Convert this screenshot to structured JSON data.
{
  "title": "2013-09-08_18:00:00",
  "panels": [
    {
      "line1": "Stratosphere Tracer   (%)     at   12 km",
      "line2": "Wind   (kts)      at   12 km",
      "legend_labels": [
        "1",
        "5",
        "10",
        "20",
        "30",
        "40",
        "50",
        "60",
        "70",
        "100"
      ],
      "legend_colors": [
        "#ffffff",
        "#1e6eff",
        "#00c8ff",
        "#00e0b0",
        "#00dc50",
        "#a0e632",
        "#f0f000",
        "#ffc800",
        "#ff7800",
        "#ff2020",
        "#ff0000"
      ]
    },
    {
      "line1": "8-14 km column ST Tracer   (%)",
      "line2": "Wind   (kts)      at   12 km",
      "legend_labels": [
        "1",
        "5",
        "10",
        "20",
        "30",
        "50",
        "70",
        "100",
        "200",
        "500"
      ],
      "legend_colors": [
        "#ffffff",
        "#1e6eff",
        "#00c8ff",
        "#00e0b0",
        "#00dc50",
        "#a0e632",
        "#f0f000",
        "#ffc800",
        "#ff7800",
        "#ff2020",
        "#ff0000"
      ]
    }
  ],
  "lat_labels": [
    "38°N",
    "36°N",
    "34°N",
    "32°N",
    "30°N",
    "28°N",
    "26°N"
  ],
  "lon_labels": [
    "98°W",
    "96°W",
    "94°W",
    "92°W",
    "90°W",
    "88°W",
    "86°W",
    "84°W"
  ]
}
--
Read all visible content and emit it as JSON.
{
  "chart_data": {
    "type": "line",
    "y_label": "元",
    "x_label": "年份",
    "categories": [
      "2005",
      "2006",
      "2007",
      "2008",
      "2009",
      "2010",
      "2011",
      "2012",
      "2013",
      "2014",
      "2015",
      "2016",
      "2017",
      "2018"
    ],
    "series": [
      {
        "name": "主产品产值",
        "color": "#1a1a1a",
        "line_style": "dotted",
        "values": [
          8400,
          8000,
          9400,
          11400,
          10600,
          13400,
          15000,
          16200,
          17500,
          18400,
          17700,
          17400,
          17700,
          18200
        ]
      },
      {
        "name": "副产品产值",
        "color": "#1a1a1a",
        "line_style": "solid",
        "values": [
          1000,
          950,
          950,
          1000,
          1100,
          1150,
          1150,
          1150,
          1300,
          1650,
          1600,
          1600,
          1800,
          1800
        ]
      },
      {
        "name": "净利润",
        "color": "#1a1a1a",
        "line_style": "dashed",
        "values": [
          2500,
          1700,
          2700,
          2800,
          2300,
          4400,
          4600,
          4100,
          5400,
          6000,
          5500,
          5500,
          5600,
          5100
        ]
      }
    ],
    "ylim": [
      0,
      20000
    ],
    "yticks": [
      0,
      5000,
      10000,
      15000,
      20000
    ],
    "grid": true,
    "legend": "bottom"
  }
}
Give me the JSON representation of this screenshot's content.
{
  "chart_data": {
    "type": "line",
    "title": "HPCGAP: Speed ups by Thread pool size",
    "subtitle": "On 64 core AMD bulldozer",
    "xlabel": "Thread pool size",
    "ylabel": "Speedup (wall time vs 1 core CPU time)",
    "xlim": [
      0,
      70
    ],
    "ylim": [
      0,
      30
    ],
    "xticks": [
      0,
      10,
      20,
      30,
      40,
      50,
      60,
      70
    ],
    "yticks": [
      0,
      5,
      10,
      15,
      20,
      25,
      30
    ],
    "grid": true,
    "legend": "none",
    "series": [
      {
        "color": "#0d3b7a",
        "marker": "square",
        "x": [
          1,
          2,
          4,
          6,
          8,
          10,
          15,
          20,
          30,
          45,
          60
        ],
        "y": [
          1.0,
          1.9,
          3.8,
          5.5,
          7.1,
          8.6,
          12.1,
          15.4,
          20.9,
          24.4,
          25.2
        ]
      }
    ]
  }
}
==
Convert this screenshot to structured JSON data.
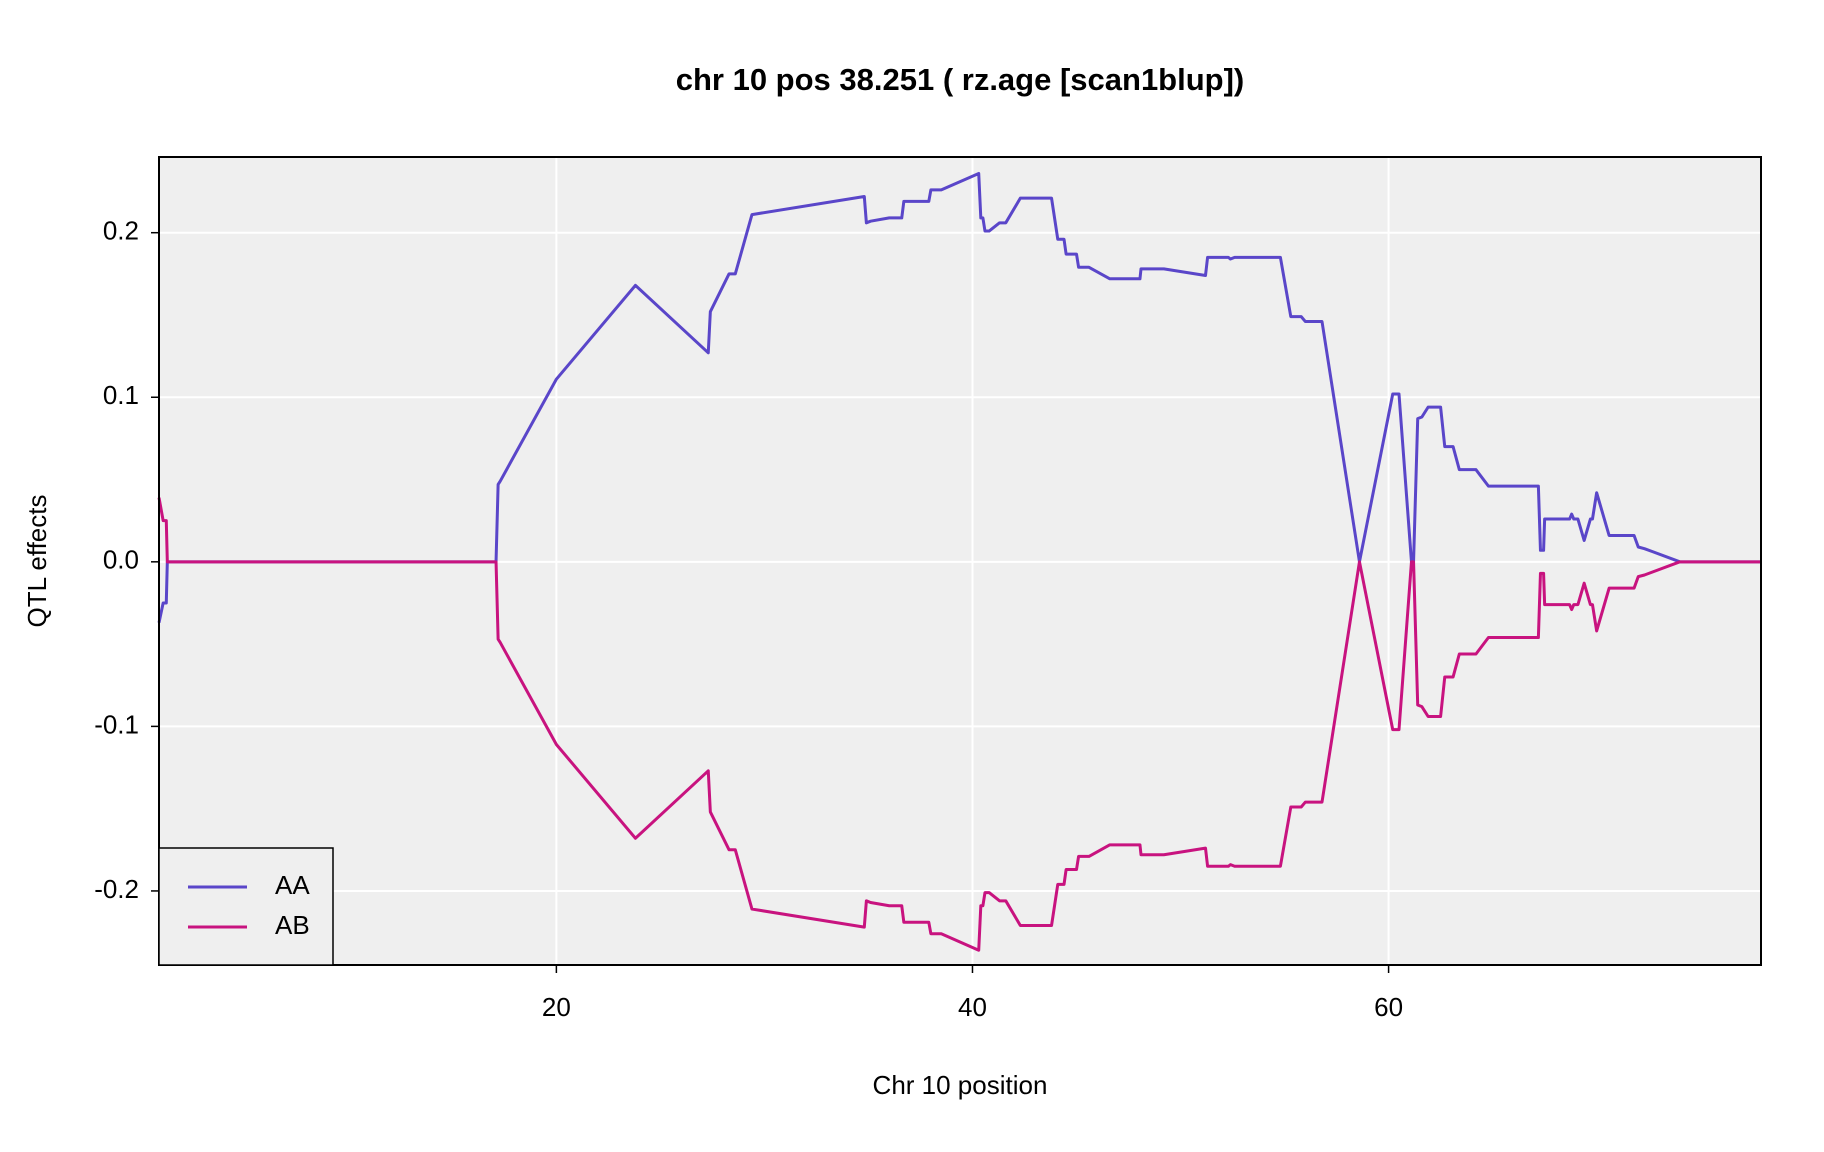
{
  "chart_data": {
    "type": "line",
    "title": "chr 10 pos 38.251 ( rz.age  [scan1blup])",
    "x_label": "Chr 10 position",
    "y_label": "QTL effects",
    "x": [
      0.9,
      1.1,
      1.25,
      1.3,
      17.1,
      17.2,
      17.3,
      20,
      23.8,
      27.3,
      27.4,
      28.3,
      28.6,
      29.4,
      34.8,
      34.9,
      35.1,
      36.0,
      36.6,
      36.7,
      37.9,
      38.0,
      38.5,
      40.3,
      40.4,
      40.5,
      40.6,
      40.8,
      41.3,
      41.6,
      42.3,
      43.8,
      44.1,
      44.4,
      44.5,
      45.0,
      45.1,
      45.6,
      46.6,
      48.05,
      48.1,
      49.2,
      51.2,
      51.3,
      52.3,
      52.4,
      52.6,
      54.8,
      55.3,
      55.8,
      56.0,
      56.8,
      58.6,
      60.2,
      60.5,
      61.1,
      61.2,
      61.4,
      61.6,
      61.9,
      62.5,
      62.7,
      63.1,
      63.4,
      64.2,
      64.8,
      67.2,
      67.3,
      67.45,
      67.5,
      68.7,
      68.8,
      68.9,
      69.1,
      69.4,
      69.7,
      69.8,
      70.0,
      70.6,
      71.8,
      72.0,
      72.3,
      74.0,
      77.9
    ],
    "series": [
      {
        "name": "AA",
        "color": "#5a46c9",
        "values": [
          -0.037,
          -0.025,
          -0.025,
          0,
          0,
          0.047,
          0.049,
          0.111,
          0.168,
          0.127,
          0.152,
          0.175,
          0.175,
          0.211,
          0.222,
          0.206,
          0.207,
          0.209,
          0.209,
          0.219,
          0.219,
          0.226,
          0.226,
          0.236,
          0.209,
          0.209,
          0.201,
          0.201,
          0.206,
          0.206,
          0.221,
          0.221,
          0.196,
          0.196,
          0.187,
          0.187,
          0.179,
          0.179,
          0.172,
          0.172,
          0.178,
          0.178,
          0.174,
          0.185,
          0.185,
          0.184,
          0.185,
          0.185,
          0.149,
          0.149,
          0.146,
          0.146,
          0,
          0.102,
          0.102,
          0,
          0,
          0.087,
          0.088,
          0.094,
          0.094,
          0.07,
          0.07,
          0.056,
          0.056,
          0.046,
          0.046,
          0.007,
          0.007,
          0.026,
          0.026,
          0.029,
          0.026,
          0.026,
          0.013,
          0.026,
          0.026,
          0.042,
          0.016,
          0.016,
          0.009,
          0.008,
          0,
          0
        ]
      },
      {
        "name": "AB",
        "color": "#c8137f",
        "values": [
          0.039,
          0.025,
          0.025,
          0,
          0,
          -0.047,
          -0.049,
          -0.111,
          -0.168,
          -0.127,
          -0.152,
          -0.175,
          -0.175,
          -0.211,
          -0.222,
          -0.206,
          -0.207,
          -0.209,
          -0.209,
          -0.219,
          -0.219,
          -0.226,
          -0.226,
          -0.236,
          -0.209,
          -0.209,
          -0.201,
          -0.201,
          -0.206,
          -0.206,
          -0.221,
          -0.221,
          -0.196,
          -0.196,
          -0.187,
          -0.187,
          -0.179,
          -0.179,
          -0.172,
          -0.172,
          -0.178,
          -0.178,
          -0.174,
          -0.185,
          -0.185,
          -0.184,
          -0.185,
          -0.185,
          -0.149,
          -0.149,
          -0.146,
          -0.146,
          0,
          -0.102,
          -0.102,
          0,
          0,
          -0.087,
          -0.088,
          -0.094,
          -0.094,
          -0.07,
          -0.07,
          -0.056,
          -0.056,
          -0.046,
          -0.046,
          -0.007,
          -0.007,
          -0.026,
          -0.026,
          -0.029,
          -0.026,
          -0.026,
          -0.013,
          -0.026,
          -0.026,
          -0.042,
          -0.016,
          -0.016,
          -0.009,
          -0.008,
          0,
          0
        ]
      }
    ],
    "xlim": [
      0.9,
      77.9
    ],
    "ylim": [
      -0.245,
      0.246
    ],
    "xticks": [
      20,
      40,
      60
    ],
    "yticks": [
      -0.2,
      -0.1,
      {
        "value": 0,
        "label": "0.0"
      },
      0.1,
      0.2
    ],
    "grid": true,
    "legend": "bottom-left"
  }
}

- [Problem details]
Filter lines by "size" and return each hit.

- [Expected answer]
    "title": "HPCGAP: Speed ups by Thread pool size",
    "xlabel": "Thread pool size",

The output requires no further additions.